The task: In the file-sharing service description below, copy out word for word everything from "How it works" down to "stores opaque ciphertext.".

Document segment:

A free, open-source, zero-knowledge ephemeral file-sharing service. Files are encrypted in the browser before they're uploaded — the server never sees your file contents, filenames, keys, or passwords. Share a link, the recipient downloads and decrypts, and the file deletes itself on expiry or after download.

How it works

  • Client-side encryption. Files are encrypted with AES-256-GCM in the browser (chunked, 1 MiB per chunk). The random key is put in the URL fragment (#k=…), which never reaches the server — the link is the key.
  • Encrypted filenames. The filename is encrypted under the same key, so the server only ever stores opaque ciphertext.
  • Password mode (optional). Instead of putting the key in the link, derive it from a passphrase (PBKDF2, 600k iterations, SHA-256) and wrap the content key with AES-KW. Leave the passphrase blank to auto-generate a 5-word Diceware one (~64 bits, from a CSPRNG).
  • Metadata stripping. Images are re-encoded via canvas to drop EXIF/GPS.
  • Ephemeral by default. Pick 1 hour / 1 day / 1 week, or burn-after-reading. Expired files are cleaned up automatically; nothing is kept longer than its TTL.

Stack

Flask + vanilla JS, SQLite for metadata, files sharded on disk. Runs under gunicorn behind nginx or Caddy. No accounts, no third-party services, no client-side dependencies to load.

Running it

python3 -m venv venv && source venv/bin/activate
pip install -r requirements.txt 
cp .env.example .env       # edit as needed, please read!!

Recorded data:
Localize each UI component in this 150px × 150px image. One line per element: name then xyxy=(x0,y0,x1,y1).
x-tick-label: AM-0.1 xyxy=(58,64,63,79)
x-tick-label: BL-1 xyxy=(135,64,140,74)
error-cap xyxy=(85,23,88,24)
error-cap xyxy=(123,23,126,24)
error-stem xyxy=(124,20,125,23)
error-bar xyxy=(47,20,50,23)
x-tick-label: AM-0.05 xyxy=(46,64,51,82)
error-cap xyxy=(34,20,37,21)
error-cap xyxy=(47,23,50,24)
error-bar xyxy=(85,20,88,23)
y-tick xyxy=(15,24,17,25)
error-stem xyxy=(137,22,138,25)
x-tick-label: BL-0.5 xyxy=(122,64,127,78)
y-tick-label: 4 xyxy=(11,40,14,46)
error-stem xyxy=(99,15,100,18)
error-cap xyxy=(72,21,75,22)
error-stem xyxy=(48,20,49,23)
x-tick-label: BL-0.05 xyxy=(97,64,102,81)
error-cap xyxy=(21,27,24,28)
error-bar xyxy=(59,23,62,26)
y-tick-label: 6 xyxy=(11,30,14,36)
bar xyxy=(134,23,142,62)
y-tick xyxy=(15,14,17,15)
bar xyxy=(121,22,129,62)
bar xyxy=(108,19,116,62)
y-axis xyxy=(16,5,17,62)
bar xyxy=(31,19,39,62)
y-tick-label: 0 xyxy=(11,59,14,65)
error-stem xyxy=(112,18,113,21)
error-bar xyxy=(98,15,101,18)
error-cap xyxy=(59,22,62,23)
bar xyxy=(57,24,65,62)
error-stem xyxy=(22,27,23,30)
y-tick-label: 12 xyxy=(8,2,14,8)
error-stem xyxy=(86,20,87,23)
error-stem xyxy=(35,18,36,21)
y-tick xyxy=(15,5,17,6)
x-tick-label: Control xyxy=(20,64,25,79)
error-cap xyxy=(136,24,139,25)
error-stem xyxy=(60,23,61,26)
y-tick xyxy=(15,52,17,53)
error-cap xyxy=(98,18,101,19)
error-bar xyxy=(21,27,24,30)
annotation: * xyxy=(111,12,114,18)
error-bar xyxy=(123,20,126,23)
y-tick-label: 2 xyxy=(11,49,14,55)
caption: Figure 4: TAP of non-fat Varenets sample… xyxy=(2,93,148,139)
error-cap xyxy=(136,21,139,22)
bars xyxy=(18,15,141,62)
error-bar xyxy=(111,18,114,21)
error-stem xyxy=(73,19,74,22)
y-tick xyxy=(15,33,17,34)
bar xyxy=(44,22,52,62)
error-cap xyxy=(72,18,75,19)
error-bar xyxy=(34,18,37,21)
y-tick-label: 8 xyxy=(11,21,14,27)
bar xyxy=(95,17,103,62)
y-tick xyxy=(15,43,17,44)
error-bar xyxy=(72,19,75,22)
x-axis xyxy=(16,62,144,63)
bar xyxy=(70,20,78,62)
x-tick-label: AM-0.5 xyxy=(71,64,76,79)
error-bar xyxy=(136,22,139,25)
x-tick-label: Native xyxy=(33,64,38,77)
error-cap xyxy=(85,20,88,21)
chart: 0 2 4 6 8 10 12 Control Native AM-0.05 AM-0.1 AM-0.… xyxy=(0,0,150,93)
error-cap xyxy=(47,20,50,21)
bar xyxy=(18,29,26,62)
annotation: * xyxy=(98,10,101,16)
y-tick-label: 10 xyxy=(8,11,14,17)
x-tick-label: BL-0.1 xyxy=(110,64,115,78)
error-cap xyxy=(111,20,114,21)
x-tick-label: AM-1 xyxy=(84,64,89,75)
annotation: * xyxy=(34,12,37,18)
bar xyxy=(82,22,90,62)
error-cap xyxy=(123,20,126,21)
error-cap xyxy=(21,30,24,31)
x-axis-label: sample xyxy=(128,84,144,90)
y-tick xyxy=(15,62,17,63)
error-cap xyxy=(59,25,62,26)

Solution for this task:
How it works

  • Client-side encryption. Files are encrypted with AES-256-GCM in the browser (chunked, 1 MiB per chunk). The random key is put in the URL fragment (#k=…), which never reaches the server — the link is the key.
  • Encrypted filenames. The filename is encrypted under the same key, so the server only ever stores opaque ciphertext.